-- Working data start --

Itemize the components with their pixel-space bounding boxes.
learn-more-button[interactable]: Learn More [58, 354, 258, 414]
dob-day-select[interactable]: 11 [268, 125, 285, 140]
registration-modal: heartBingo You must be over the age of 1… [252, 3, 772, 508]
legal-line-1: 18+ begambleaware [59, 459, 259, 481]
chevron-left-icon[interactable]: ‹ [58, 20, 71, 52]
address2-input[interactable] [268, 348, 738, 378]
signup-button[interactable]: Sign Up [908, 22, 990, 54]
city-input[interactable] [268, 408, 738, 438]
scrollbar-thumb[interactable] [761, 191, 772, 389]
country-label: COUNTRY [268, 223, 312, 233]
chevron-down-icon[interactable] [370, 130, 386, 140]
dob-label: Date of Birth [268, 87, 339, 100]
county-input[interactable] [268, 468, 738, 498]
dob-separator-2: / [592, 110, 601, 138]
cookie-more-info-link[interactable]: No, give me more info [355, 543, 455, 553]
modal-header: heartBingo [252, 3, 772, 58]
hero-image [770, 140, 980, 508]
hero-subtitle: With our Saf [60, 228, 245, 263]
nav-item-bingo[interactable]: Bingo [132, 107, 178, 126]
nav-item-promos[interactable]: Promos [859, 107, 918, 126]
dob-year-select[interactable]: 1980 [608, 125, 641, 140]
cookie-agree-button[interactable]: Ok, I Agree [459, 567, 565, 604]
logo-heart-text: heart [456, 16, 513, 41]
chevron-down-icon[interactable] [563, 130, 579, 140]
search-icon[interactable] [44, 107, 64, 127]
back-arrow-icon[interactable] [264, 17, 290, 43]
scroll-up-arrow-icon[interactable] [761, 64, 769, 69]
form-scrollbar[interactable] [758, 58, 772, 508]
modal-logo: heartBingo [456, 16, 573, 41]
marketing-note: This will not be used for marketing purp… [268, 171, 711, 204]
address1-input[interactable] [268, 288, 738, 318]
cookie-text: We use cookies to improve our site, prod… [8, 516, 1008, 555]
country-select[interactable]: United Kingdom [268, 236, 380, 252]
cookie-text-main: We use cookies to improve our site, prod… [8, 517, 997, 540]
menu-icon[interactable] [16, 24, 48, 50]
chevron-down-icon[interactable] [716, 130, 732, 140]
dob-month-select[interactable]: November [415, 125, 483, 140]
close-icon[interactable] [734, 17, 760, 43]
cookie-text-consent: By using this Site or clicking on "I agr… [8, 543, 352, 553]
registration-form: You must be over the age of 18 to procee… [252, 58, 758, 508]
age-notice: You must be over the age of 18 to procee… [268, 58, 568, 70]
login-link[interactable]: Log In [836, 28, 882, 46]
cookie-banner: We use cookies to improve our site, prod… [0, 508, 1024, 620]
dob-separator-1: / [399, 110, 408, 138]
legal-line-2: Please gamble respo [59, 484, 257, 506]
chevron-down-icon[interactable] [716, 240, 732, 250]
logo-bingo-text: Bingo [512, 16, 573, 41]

-- Working data end --
-- Working data start --

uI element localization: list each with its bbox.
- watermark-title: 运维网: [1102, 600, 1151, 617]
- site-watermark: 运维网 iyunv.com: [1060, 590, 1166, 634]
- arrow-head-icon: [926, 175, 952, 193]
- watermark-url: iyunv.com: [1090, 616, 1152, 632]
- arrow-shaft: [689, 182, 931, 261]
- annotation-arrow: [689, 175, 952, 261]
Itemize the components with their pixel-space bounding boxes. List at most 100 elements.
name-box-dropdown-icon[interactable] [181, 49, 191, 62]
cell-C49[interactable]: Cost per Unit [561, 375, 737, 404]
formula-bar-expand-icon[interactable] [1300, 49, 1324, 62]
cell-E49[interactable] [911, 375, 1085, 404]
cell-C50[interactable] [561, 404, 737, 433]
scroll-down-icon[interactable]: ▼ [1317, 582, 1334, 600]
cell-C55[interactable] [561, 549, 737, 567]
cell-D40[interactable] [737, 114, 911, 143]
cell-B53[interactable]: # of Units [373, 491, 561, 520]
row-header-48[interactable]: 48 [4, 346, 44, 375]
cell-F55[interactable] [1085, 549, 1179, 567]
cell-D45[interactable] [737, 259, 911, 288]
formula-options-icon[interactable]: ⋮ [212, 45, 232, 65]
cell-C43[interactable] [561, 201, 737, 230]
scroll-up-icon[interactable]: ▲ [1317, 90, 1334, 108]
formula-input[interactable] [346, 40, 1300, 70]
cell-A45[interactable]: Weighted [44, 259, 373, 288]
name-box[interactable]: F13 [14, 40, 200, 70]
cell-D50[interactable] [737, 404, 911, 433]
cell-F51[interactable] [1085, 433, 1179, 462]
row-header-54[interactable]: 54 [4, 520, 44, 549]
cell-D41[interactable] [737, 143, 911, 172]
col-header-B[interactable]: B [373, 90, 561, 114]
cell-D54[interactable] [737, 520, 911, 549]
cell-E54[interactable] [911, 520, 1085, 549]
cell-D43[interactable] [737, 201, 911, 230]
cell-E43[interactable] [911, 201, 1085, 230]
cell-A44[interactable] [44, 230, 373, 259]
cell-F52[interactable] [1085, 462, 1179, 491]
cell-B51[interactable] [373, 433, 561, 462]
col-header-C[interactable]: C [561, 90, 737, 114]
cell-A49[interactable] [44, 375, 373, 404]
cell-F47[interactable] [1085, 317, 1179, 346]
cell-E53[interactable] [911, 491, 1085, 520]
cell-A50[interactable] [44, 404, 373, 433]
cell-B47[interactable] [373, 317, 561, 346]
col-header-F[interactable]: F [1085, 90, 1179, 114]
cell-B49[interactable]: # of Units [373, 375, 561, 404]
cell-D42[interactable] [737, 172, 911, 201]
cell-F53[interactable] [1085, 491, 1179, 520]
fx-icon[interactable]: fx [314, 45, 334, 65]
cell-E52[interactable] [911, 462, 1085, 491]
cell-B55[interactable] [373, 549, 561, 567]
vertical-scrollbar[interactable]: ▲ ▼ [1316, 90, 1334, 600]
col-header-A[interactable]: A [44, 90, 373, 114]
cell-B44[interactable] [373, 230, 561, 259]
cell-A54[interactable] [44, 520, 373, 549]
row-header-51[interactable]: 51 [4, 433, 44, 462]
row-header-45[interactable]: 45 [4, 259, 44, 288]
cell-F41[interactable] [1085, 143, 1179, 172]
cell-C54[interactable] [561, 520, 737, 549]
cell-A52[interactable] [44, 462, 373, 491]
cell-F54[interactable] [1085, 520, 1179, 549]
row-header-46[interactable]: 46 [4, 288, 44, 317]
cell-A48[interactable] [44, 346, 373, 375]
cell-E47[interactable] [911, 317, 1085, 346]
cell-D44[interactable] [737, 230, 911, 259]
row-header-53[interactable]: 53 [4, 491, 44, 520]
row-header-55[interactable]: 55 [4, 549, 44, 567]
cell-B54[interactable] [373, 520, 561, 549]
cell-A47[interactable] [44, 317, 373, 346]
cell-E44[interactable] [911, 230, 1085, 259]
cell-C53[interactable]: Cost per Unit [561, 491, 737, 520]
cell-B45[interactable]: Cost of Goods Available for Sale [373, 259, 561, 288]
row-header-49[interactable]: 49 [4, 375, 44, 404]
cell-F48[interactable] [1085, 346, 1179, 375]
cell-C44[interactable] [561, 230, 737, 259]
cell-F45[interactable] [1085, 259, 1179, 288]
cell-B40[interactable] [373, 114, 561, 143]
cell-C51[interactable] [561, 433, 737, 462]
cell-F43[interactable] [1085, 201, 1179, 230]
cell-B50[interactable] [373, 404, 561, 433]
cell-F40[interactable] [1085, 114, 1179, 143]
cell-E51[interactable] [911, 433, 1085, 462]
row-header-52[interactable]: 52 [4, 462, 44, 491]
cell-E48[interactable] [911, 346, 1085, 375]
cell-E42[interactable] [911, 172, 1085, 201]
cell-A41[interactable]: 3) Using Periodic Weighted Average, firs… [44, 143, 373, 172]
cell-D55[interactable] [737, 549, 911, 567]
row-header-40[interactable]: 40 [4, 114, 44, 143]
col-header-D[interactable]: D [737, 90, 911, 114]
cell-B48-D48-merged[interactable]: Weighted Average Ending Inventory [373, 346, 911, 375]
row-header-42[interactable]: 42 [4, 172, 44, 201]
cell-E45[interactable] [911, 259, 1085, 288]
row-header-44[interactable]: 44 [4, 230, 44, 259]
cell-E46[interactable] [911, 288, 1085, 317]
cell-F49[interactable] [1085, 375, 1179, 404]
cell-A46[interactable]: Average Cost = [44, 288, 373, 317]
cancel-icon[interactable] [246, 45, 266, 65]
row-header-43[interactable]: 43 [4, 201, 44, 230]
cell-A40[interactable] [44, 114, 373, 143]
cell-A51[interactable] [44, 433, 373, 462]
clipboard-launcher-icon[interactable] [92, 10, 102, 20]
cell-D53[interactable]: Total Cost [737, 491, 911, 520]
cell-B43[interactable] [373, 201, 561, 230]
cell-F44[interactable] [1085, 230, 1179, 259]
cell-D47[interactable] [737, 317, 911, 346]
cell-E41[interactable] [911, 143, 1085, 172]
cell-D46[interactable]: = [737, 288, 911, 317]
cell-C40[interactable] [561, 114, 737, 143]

-- Working data end --
-- Working data start --

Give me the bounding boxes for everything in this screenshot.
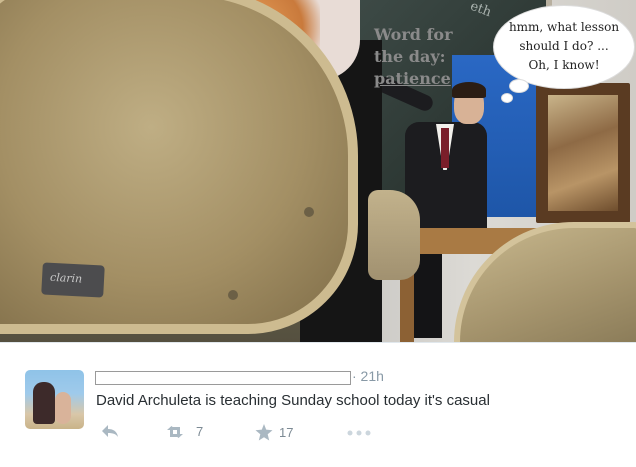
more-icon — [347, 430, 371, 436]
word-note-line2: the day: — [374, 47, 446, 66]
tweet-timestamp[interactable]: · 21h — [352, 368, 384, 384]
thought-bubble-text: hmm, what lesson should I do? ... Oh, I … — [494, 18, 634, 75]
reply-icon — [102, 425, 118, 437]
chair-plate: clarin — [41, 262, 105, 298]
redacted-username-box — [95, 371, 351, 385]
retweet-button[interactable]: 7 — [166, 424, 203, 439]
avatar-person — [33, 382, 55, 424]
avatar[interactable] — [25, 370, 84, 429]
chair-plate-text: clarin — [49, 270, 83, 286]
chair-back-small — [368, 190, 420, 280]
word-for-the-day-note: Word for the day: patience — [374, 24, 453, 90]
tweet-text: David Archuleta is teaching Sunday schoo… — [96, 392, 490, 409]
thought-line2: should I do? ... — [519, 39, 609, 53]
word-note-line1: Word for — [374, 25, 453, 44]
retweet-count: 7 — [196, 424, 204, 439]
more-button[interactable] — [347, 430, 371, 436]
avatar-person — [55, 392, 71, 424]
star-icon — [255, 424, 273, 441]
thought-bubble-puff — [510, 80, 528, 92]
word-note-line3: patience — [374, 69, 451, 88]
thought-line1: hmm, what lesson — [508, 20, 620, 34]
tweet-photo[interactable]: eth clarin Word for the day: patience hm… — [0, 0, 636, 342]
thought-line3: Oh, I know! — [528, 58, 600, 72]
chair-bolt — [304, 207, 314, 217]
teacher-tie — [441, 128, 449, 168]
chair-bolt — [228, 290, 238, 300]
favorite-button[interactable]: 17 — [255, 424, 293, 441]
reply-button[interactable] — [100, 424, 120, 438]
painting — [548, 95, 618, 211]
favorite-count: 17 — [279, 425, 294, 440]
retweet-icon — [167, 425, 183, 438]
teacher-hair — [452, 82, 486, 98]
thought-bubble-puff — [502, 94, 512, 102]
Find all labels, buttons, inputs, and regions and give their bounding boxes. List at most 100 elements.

-- Working data end --

### [Work required]
Retype the material word for word, starting with the line that contains "Give me the" and going on through the line that contains "Find all labels, buttons, inputs, and". Leave any pictures out of your copy.

### [Solution below]
Give me the bounding boxes for everything in this screenshot.
more-icon — [347, 430, 371, 436]
word-note-line2: the day: — [374, 47, 446, 66]
tweet-timestamp[interactable]: · 21h — [352, 368, 384, 384]
thought-bubble-text: hmm, what lesson should I do? ... Oh, I … — [494, 18, 634, 75]
reply-icon — [102, 425, 118, 437]
chair-plate: clarin — [41, 262, 105, 298]
redacted-username-box — [95, 371, 351, 385]
retweet-button[interactable]: 7 — [166, 424, 203, 439]
avatar-person — [33, 382, 55, 424]
avatar[interactable] — [25, 370, 84, 429]
chair-plate-text: clarin — [49, 270, 83, 286]
chair-back-small — [368, 190, 420, 280]
word-for-the-day-note: Word for the day: patience — [374, 24, 453, 90]
tweet-text: David Archuleta is teaching Sunday schoo… — [96, 392, 490, 409]
thought-line2: should I do? ... — [519, 39, 609, 53]
word-note-line1: Word for — [374, 25, 453, 44]
retweet-count: 7 — [196, 424, 204, 439]
more-button[interactable] — [347, 430, 371, 436]
avatar-person — [55, 392, 71, 424]
star-icon — [255, 424, 273, 441]
thought-bubble-puff — [510, 80, 528, 92]
word-note-line3: patience — [374, 69, 451, 88]
thought-line1: hmm, what lesson — [508, 20, 620, 34]
tweet-photo[interactable]: eth clarin Word for the day: patience hm… — [0, 0, 636, 342]
thought-line3: Oh, I know! — [528, 58, 600, 72]
chair-bolt — [304, 207, 314, 217]
teacher-tie — [441, 128, 449, 168]
chair-bolt — [228, 290, 238, 300]
favorite-button[interactable]: 17 — [255, 424, 293, 441]
reply-button[interactable] — [100, 424, 120, 438]
painting — [548, 95, 618, 211]
favorite-count: 17 — [279, 425, 294, 440]
retweet-icon — [167, 425, 183, 438]
teacher-hair — [452, 82, 486, 98]
thought-bubble-puff — [502, 94, 512, 102]
Find all labels, buttons, inputs, and regions and give their bounding boxes. List at most 100 elements.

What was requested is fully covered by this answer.